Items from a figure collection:
::::::::

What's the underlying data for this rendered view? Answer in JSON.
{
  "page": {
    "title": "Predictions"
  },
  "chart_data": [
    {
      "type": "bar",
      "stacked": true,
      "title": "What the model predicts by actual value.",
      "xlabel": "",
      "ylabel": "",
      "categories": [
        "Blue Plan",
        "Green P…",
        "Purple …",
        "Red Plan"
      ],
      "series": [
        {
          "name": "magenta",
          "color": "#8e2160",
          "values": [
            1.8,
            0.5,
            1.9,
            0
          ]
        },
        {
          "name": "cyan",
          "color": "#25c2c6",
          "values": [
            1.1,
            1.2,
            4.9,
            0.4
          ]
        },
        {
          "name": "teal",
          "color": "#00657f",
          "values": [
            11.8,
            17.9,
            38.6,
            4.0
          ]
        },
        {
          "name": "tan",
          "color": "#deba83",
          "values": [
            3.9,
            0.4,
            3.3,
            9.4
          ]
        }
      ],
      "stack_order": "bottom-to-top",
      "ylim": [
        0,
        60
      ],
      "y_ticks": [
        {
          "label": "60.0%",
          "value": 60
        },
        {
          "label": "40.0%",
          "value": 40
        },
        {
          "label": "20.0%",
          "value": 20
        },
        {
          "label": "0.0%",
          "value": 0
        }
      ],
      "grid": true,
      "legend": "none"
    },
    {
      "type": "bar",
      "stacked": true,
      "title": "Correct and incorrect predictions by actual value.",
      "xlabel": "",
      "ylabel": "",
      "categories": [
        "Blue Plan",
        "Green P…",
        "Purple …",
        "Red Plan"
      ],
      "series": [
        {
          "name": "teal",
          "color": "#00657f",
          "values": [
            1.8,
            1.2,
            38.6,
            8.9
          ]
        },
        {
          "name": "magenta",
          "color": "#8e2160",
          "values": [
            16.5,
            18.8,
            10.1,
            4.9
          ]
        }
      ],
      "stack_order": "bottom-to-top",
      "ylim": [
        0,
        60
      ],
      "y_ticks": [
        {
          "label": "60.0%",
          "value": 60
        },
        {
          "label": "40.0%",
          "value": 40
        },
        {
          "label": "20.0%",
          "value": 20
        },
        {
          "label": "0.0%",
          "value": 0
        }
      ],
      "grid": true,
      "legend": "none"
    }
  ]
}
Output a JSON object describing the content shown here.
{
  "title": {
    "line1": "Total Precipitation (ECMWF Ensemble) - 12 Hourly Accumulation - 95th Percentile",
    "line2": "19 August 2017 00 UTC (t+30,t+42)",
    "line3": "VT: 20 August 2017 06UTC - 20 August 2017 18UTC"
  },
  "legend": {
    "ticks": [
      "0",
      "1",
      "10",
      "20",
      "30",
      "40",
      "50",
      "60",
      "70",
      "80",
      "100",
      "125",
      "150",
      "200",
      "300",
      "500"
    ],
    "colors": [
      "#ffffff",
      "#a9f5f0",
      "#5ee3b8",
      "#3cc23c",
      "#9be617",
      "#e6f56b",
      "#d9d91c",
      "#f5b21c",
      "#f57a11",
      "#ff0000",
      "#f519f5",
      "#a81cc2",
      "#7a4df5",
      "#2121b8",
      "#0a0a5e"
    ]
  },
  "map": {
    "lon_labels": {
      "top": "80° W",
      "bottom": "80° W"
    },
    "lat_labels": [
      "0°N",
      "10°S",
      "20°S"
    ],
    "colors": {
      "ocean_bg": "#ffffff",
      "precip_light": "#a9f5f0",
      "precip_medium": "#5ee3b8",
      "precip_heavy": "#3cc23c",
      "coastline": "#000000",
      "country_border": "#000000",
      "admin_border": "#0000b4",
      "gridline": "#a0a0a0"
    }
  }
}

::::::::

### Exercise prompt
Could you quote the material above in full, exactly as it stands?

### Response for this exercise
What's the underlying data for this rendered view? Answer in JSON.
{
  "page": {
    "title": "Predictions"
  },
  "chart_data": [
    {
      "type": "bar",
      "stacked": true,
      "title": "What the model predicts by actual value.",
      "xlabel": "",
      "ylabel": "",
      "categories": [
        "Blue Plan",
        "Green P…",
        "Purple …",
        "Red Plan"
      ],
      "series": [
        {
          "name": "magenta",
          "color": "#8e2160",
          "values": [
            1.8,
            0.5,
            1.9,
            0
          ]
        },
        {
          "name": "cyan",
          "color": "#25c2c6",
          "values": [
            1.1,
            1.2,
            4.9,
            0.4
          ]
        },
        {
          "name": "teal",
          "color": "#00657f",
          "values": [
            11.8,
            17.9,
            38.6,
            4.0
          ]
        },
        {
          "name": "tan",
          "color": "#deba83",
          "values": [
            3.9,
            0.4,
            3.3,
            9.4
          ]
        }
      ],
      "stack_order": "bottom-to-top",
      "ylim": [
        0,
        60
      ],
      "y_ticks": [
        {
          "label": "60.0%",
          "value": 60
        },
        {
          "label": "40.0%",
          "value": 40
        },
        {
          "label": "20.0%",
          "value": 20
        },
        {
          "label": "0.0%",
          "value": 0
        }
      ],
      "grid": true,
      "legend": "none"
    },
    {
      "type": "bar",
      "stacked": true,
      "title": "Correct and incorrect predictions by actual value.",
      "xlabel": "",
      "ylabel": "",
      "categories": [
        "Blue Plan",
        "Green P…",
        "Purple …",
        "Red Plan"
      ],
      "series": [
        {
          "name": "teal",
          "color": "#00657f",
          "values": [
            1.8,
            1.2,
            38.6,
            8.9
          ]
        },
        {
          "name": "magenta",
          "color": "#8e2160",
          "values": [
            16.5,
            18.8,
            10.1,
            4.9
          ]
        }
      ],
      "stack_order": "bottom-to-top",
      "ylim": [
        0,
        60
      ],
      "y_ticks": [
        {
          "label": "60.0%",
          "value": 60
        },
        {
          "label": "40.0%",
          "value": 40
        },
        {
          "label": "20.0%",
          "value": 20
        },
        {
          "label": "0.0%",
          "value": 0
        }
      ],
      "grid": true,
      "legend": "none"
    }
  ]
}
Output a JSON object describing the content shown here.
{
  "title": {
    "line1": "Total Precipitation (ECMWF Ensemble) - 12 Hourly Accumulation - 95th Percentile",
    "line2": "19 August 2017 00 UTC (t+30,t+42)",
    "line3": "VT: 20 August 2017 06UTC - 20 August 2017 18UTC"
  },
  "legend": {
    "ticks": [
      "0",
      "1",
      "10",
      "20",
      "30",
      "40",
      "50",
      "60",
      "70",
      "80",
      "100",
      "125",
      "150",
      "200",
      "300",
      "500"
    ],
    "colors": [
      "#ffffff",
      "#a9f5f0",
      "#5ee3b8",
      "#3cc23c",
      "#9be617",
      "#e6f56b",
      "#d9d91c",
      "#f5b21c",
      "#f57a11",
      "#ff0000",
      "#f519f5",
      "#a81cc2",
      "#7a4df5",
      "#2121b8",
      "#0a0a5e"
    ]
  },
  "map": {
    "lon_labels": {
      "top": "80° W",
      "bottom": "80° W"
    },
    "lat_labels": [
      "0°N",
      "10°S",
      "20°S"
    ],
    "colors": {
      "ocean_bg": "#ffffff",
      "precip_light": "#a9f5f0",
      "precip_medium": "#5ee3b8",
      "precip_heavy": "#3cc23c",
      "coastline": "#000000",
      "country_border": "#000000",
      "admin_border": "#0000b4",
      "gridline": "#a0a0a0"
    }
  }
}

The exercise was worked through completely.